··· DATA SHOWN

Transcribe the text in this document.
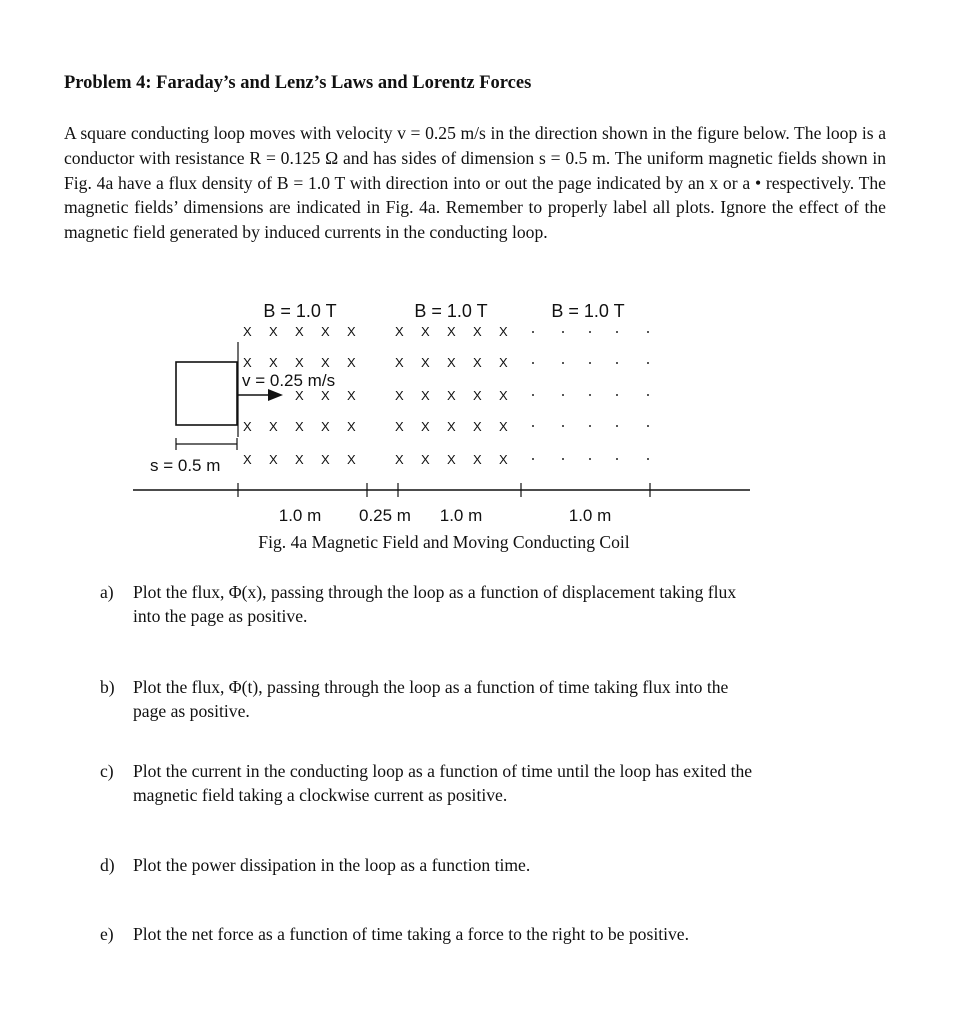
Problem 4: Faraday’s and Lenz’s Laws and Lorentz Forces
A square conducting loop moves with velocity v = 0.25 m/s in the direction shown in the figure below. The loop is a conductor with resistance R = 0.125 Ω and has sides of dimension s = 0.5 m. The uniform magnetic fields shown in Fig. 4a have a flux density of B = 1.0 T with direction into or out the page indicated by an x or a • respectively. The magnetic fields’ dimensions are indicated in Fig. 4a. Remember to properly label all plots. Ignore the effect of the magnetic field generated by induced currents in the conducting loop.
B = 1.0 T	B = 1.0 T	B = 1.0 T
X X X X X
X X X X X
X X X
X X X X X
X X X X X
X X X X X
X X X X X
X X X X X
X X X X X
X X X X X
v = 0.25 m/s
s = 0.5 m
1.0 m 0.25 m 1.0 m	1.0 m
Fig. 4a Magnetic Field and Moving Conducting Coil
a) Plot the flux, Φ(x), passing through the loop as a function of displacement taking flux
into the page as positive.
b) Plot the flux, Φ(t), passing through the loop as a function of time taking flux into the
page as positive.
c) Plot the current in the conducting loop as a function of time until the loop has exited the
magnetic field taking a clockwise current as positive.
d) Plot the power dissipation in the loop as a function time.
e) Plot the net force as a function of time taking a force to the right to be positive.
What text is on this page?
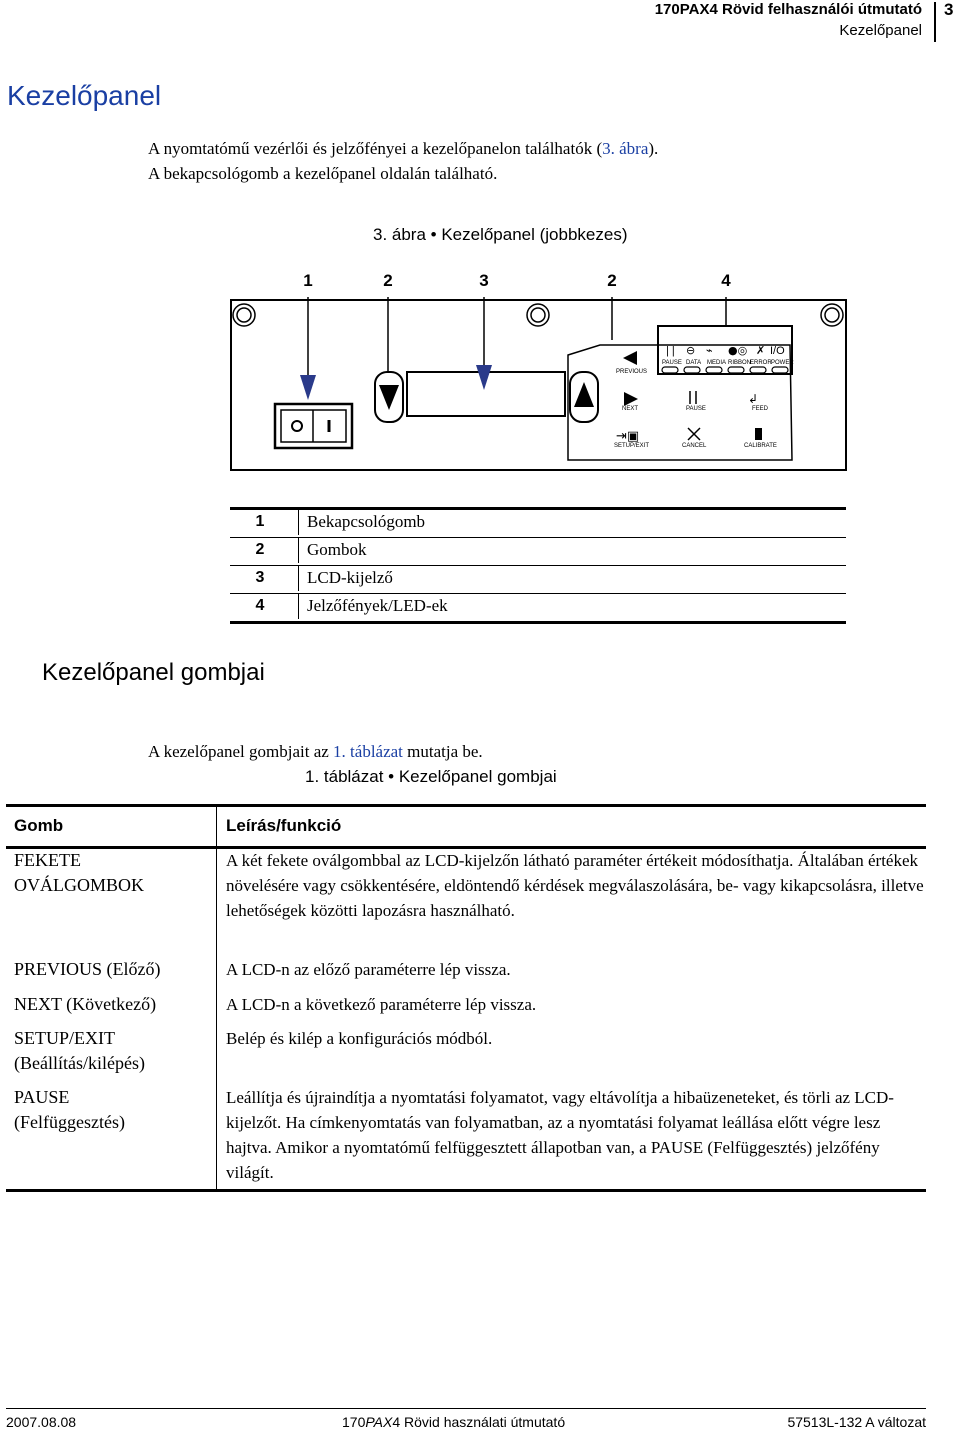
170PAX4 Rövid felhasználói útmutató
Kezelőpanel
3
Kezelőpanel
A nyomtatómű vezérlői és jelzőfényei a kezelőpanelon találhatók (3. ábra).
A bekapcsológomb a kezelőpanel oldalán található.
3. ábra • Kezelőpanel (jobbkezes)
1	2	3	2	4
| | ⊖ ⌁ ●◎ ✗ I/O
PAUSE DATA MEDIA RIBBON
ERROR POWER
PREVIOUS
NEXT	PAUSE
↲
FEED
⇥▣
SETUP/EXIT	CANCEL	CALIBRATE
1	Bekapcsológomb
2	Gombok
3	LCD-kijelző
4	Jelzőfények/LED-ek
Kezelőpanel gombjai
A kezelőpanel gombjait az 1. táblázat mutatja be.
1. táblázat • Kezelőpanel gombjai
Gomb	Leírás/funkció
FEKETE OVÁLGOMBOK
A két fekete oválgombbal az LCD-kijelzőn látható paraméter értékeit módosíthatja. Általában értékek növelésére vagy csökkentésére, eldöntendő kérdések megválaszolására, be- vagy kikapcsolásra, illetve lehetőségek közötti lapozásra használható.
PREVIOUS (Előző)	A LCD-n az előző paraméterre lép vissza.
NEXT (Következő)	A LCD-n a következő paraméterre lép vissza.
SETUP/EXIT (Beállítás/kilépés)
Belép és kilép a konfigurációs módból.
PAUSE (Felfüggesztés)
Leállítja és újraindítja a nyomtatási folyamatot, vagy eltávolítja a hibaüzeneteket, és törli az LCD-kijelzőt. Ha címkenyomtatás van folyamatban, az a nyomtatási folyamat leállása előtt végre lesz hajtva. Amikor a nyomtatómű felfüggesztett állapotban van, a PAUSE (Felfüggesztés) jelzőfény világít.
2007.08.08	170PAX4 Rövid használati útmutató	57513L-132 A változat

······

REQUEST - All of the entries need to be transcribed word for word; pictures are left out.

EXERCISE OUTPUT -
Transcribe the text in this document.
Problem 4: Faraday’s and Lenz’s Laws and Lorentz Forces
A square conducting loop moves with velocity v = 0.25 m/s in the direction shown in the figure below. The loop is a conductor with resistance R = 0.125 Ω and has sides of dimension s = 0.5 m. The uniform magnetic fields shown in Fig. 4a have a flux density of B = 1.0 T with direction into or out the page indicated by an x or a • respectively. The magnetic fields’ dimensions are indicated in Fig. 4a. Remember to properly label all plots. Ignore the effect of the magnetic field generated by induced currents in the conducting loop.
B = 1.0 T	B = 1.0 T	B = 1.0 T
X X X X X
X X X X X
X X X
X X X X X
X X X X X
X X X X X
X X X X X
X X X X X
X X X X X
X X X X X
v = 0.25 m/s
s = 0.5 m
1.0 m 0.25 m 1.0 m	1.0 m
Fig. 4a Magnetic Field and Moving Conducting Coil
a) Plot the flux, Φ(x), passing through the loop as a function of displacement taking flux
into the page as positive.
b) Plot the flux, Φ(t), passing through the loop as a function of time taking flux into the
page as positive.
c) Plot the current in the conducting loop as a function of time until the loop has exited the
magnetic field taking a clockwise current as positive.
d) Plot the power dissipation in the loop as a function time.
e) Plot the net force as a function of time taking a force to the right to be positive.
What text is on this page?
170PAX4 Rövid felhasználói útmutató
Kezelőpanel
3
Kezelőpanel
A nyomtatómű vezérlői és jelzőfényei a kezelőpanelon találhatók (3. ábra).
A bekapcsológomb a kezelőpanel oldalán található.
3. ábra • Kezelőpanel (jobbkezes)
1	2	3	2	4
| | ⊖ ⌁ ●◎ ✗ I/O
PAUSE DATA MEDIA RIBBON
ERROR POWER
PREVIOUS
NEXT	PAUSE
↲
FEED
⇥▣
SETUP/EXIT	CANCEL	CALIBRATE
1	Bekapcsológomb
2	Gombok
3	LCD-kijelző
4	Jelzőfények/LED-ek
Kezelőpanel gombjai
A kezelőpanel gombjait az 1. táblázat mutatja be.
1. táblázat • Kezelőpanel gombjai
Gomb	Leírás/funkció
FEKETE OVÁLGOMBOK
A két fekete oválgombbal az LCD-kijelzőn látható paraméter értékeit módosíthatja. Általában értékek növelésére vagy csökkentésére, eldöntendő kérdések megválaszolására, be- vagy kikapcsolásra, illetve lehetőségek közötti lapozásra használható.
PREVIOUS (Előző)	A LCD-n az előző paraméterre lép vissza.
NEXT (Következő)	A LCD-n a következő paraméterre lép vissza.
SETUP/EXIT (Beállítás/kilépés)
Belép és kilép a konfigurációs módból.
PAUSE (Felfüggesztés)
Leállítja és újraindítja a nyomtatási folyamatot, vagy eltávolítja a hibaüzeneteket, és törli az LCD-kijelzőt. Ha címkenyomtatás van folyamatban, az a nyomtatási folyamat leállása előtt végre lesz hajtva. Amikor a nyomtatómű felfüggesztett állapotban van, a PAUSE (Felfüggesztés) jelzőfény világít.
2007.08.08	170PAX4 Rövid használati útmutató	57513L-132 A változat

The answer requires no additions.